GIVEN RECORDS>
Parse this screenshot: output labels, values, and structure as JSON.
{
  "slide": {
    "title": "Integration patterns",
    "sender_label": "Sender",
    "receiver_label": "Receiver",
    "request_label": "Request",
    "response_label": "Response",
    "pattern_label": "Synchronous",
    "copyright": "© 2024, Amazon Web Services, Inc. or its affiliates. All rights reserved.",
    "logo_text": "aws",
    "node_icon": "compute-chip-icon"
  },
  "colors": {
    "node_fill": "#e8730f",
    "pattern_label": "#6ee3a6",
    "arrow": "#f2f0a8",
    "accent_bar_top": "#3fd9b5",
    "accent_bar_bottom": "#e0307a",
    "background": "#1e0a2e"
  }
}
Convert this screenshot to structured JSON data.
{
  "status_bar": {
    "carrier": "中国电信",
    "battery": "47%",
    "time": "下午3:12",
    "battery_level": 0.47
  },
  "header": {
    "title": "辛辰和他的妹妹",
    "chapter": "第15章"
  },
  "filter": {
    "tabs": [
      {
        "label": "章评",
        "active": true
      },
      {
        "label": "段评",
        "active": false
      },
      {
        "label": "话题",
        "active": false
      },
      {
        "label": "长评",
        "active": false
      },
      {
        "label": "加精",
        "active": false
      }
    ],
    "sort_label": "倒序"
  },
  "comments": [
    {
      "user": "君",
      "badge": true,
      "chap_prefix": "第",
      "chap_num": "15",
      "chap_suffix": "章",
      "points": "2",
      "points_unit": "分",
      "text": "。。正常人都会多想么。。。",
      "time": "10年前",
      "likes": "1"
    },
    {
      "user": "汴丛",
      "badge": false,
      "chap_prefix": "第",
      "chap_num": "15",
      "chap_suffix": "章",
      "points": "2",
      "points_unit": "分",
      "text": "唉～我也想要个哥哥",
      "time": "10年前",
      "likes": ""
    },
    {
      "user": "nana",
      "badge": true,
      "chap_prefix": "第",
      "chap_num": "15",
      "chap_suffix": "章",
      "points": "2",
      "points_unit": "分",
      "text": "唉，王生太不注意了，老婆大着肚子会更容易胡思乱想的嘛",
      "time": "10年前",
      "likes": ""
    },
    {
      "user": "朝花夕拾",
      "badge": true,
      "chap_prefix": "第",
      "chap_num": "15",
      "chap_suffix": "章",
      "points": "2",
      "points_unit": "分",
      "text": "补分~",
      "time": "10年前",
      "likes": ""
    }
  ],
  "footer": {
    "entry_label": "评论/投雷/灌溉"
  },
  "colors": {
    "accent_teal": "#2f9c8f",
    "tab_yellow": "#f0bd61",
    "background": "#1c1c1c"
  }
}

YOUR GOAL> Above are the entries; count how many of their lines contain the word "background" and give only that number.

FINISHED ANSWER> 2